§ **Entries from a dataset**:
------------------------------

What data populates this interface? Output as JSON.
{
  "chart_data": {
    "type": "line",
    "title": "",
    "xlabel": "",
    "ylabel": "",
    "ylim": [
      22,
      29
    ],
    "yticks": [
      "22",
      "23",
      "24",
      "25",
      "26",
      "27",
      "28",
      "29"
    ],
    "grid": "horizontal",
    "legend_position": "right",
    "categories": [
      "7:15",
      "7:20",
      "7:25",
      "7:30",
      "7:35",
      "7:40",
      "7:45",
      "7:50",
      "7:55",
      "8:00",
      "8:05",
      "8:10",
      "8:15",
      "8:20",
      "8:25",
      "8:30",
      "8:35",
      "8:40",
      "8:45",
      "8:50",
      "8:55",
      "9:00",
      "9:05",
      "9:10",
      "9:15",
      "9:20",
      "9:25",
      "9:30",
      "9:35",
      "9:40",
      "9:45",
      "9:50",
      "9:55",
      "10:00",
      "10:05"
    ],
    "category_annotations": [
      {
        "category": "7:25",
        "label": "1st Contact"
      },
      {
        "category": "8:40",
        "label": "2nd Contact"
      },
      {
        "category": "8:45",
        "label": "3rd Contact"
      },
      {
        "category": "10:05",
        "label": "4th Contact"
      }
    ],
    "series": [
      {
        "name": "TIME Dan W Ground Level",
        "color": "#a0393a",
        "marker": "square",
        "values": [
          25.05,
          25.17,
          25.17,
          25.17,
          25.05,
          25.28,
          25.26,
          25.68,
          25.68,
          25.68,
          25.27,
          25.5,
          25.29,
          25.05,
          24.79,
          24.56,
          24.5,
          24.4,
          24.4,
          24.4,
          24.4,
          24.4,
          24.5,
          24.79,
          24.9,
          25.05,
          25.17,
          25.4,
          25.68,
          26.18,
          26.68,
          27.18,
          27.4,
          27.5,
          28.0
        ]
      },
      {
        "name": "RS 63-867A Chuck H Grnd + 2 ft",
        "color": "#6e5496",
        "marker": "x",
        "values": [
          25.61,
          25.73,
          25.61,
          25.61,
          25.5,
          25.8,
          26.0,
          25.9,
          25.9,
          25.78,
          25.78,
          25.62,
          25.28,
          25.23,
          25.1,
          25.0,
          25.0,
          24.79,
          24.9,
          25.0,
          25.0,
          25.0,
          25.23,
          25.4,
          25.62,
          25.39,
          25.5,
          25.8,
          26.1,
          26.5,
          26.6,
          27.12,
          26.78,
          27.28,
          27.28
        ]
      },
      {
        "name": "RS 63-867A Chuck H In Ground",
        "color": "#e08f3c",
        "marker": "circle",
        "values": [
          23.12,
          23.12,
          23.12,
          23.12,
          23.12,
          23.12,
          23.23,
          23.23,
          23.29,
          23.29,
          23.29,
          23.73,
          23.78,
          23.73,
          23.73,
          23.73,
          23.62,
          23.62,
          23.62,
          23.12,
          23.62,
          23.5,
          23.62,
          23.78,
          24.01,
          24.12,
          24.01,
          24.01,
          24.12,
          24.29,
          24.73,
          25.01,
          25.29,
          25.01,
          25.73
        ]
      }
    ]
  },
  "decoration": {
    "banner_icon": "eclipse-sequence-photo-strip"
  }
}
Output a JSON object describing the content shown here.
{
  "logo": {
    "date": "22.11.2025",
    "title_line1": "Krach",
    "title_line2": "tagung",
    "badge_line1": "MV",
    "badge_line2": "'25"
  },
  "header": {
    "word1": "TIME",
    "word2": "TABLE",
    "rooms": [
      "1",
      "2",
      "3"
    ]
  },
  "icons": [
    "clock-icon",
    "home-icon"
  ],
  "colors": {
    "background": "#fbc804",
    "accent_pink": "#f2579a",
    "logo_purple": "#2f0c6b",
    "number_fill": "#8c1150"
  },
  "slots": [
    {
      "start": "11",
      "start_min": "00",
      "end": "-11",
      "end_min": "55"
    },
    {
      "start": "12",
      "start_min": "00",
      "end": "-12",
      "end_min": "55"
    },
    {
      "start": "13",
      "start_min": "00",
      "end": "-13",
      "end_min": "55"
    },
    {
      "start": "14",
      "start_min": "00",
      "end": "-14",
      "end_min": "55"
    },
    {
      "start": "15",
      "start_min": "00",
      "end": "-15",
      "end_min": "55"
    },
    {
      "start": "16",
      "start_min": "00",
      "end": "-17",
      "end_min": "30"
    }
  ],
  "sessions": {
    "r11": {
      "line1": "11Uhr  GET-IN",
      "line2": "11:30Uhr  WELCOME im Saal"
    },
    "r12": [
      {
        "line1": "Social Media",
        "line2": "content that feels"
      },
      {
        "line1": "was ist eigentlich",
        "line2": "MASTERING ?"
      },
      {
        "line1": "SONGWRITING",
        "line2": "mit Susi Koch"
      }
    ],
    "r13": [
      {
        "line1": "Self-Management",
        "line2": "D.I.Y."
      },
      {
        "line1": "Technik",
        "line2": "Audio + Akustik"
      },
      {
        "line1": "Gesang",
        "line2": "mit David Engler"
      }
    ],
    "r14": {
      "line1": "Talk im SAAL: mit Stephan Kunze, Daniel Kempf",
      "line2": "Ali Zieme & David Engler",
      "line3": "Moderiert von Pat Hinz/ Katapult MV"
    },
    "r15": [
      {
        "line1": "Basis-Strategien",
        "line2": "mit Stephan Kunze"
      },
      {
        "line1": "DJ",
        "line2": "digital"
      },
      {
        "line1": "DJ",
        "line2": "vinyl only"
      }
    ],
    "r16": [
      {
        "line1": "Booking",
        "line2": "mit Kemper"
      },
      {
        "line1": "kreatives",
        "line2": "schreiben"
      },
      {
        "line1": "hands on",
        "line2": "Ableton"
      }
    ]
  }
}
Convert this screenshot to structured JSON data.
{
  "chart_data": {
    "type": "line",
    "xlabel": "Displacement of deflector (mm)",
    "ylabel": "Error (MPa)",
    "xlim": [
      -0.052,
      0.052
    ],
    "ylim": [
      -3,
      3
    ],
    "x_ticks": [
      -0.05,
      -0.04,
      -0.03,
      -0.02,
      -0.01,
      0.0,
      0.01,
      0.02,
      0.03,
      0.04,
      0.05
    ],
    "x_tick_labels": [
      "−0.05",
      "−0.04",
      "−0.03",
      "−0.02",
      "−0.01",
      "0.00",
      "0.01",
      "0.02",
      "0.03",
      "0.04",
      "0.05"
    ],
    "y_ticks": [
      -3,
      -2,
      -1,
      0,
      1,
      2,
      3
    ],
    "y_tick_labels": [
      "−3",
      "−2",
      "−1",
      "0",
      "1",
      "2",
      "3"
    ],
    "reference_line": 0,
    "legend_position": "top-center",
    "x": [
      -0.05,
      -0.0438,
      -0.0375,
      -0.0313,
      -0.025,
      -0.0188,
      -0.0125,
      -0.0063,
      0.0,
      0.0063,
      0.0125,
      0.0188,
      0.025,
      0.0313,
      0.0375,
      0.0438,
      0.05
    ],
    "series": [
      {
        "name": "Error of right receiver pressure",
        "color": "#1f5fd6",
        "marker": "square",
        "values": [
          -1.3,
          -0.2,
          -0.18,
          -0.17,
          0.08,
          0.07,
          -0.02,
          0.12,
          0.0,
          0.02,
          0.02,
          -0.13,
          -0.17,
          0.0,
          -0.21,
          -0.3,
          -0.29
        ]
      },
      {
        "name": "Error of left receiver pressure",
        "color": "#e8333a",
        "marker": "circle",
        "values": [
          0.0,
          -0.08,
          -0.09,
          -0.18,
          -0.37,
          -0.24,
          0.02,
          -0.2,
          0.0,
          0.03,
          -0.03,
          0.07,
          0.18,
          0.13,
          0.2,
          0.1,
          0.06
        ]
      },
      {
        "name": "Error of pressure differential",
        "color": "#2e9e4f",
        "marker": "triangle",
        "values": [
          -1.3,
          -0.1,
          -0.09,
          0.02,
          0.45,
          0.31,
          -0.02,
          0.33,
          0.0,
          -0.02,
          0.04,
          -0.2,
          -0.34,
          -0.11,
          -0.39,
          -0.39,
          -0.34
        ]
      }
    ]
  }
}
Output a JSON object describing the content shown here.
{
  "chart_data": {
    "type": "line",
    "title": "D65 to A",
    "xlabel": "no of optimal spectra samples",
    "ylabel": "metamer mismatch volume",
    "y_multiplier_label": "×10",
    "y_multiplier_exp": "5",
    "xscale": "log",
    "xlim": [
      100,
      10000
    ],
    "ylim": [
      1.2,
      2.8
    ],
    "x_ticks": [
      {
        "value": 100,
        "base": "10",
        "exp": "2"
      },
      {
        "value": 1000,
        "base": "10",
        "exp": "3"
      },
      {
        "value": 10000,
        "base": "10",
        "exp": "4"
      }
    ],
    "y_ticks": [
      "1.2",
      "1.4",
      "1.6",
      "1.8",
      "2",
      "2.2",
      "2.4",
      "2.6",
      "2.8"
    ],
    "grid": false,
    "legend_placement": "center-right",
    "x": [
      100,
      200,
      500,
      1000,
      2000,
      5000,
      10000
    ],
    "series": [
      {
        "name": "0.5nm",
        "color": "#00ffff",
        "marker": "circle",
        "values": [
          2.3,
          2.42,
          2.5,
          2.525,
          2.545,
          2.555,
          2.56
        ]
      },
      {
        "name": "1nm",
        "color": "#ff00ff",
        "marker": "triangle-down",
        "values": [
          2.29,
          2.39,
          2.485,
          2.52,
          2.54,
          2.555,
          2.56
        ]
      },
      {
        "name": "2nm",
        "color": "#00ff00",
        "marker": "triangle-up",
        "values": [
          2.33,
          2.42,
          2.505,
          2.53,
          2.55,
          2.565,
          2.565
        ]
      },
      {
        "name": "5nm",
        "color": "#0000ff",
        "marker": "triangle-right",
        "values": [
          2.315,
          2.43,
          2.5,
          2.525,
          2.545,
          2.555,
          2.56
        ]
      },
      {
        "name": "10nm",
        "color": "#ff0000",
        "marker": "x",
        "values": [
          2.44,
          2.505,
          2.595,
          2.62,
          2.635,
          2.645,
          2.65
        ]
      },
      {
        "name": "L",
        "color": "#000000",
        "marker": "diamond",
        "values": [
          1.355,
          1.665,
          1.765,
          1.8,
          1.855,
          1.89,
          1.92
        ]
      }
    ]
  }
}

------------------------------

§ **Exercise**:
Find the lines with the string "Kunze" and reproduce them.

§ **Solution below**:
      "line1": "Talk im SAAL: mit Stephan Kunze, Daniel Kempf",
        "line2": "mit Stephan Kunze"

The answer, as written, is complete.